Exercise materials -
*** Begin section ***
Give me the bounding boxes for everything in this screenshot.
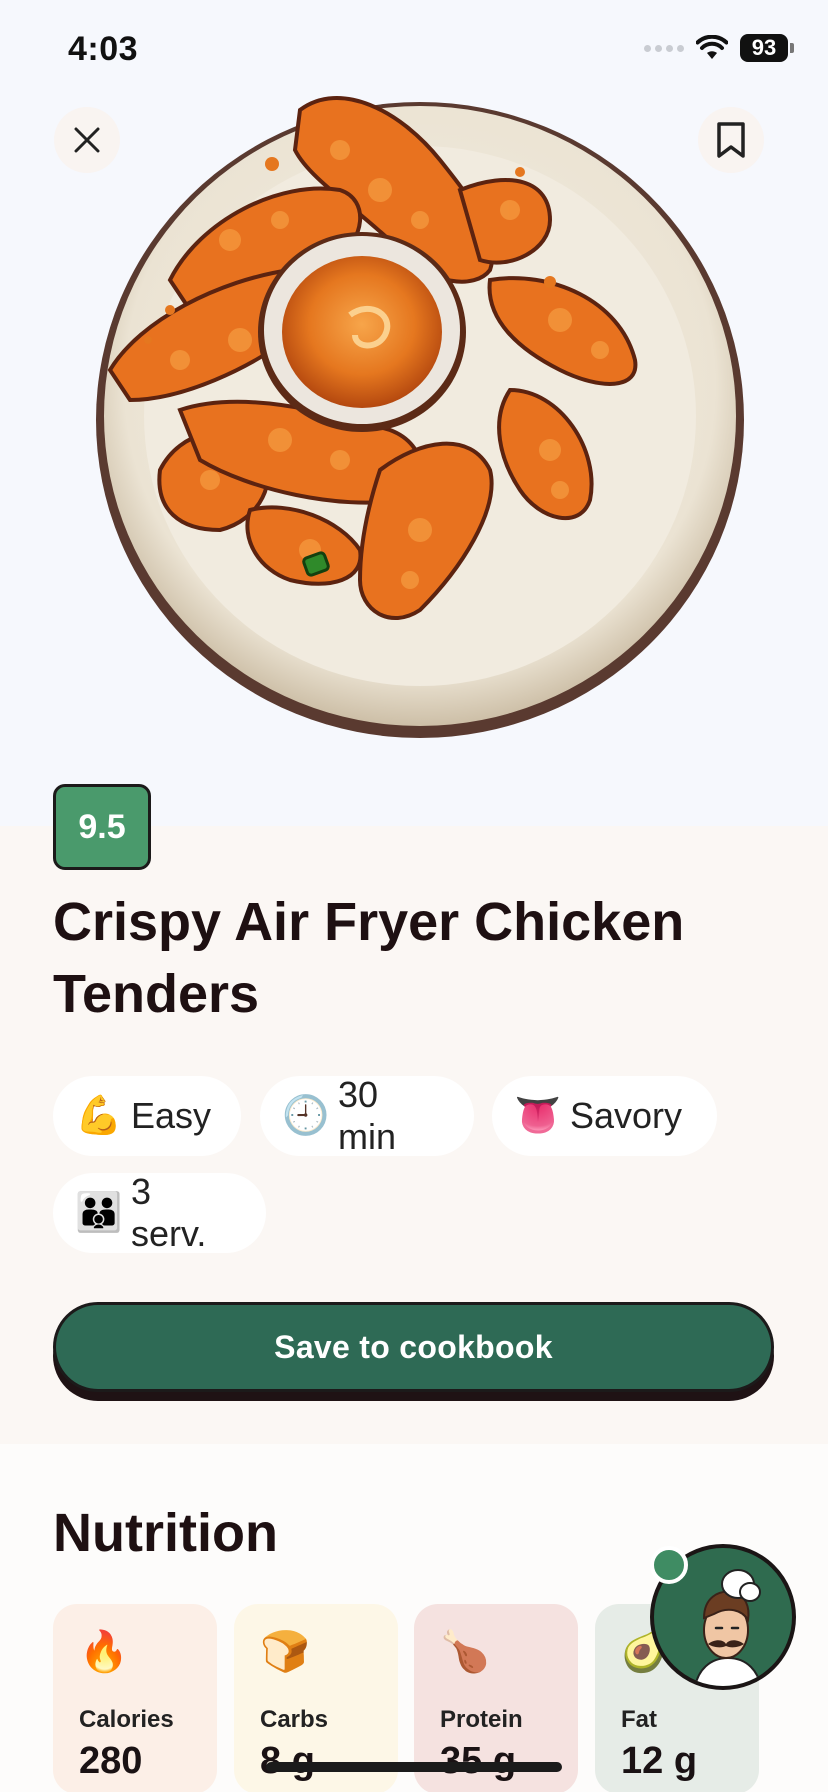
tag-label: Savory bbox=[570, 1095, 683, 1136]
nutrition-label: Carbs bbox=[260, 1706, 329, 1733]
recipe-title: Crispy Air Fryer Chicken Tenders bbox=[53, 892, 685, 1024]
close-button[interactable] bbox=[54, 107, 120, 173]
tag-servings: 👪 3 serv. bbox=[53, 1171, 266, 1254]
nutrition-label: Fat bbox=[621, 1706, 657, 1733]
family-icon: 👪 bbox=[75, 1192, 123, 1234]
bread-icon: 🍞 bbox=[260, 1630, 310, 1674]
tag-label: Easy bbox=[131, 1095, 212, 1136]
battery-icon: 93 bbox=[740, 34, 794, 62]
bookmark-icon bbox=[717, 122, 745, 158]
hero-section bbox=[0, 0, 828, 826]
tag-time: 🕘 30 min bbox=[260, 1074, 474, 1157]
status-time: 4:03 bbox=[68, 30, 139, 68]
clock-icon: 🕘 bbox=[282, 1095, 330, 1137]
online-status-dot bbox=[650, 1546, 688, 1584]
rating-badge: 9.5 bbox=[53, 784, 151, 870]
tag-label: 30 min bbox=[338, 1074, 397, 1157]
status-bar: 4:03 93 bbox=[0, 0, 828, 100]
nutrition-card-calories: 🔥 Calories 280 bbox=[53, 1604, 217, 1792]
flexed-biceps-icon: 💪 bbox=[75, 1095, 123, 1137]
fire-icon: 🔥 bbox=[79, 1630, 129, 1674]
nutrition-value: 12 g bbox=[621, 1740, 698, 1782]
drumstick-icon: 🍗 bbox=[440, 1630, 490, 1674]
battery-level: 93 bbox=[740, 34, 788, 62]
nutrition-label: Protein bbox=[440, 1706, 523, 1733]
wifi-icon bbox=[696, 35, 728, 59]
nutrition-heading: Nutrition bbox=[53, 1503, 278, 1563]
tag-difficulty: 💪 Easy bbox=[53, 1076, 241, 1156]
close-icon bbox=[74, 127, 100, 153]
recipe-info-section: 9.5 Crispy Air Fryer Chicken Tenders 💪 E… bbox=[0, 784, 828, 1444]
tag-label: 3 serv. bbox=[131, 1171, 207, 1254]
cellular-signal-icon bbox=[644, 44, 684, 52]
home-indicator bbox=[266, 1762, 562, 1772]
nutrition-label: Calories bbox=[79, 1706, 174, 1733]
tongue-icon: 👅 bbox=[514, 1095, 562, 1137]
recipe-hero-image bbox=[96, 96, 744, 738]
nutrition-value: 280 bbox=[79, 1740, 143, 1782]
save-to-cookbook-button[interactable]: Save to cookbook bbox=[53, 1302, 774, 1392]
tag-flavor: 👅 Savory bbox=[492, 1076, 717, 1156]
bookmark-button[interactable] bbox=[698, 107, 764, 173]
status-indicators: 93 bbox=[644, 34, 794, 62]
*** End section ***
Copy each line containing the word "recipe" from the data.

recipe-title: Crispy Air Fryer Chicken Tenders bbox=[53, 892, 685, 1024]
recipe-info-section: 9.5 Crispy Air Fryer Chicken Tenders 💪 E… bbox=[0, 784, 828, 1444]
recipe-hero-image bbox=[96, 96, 744, 738]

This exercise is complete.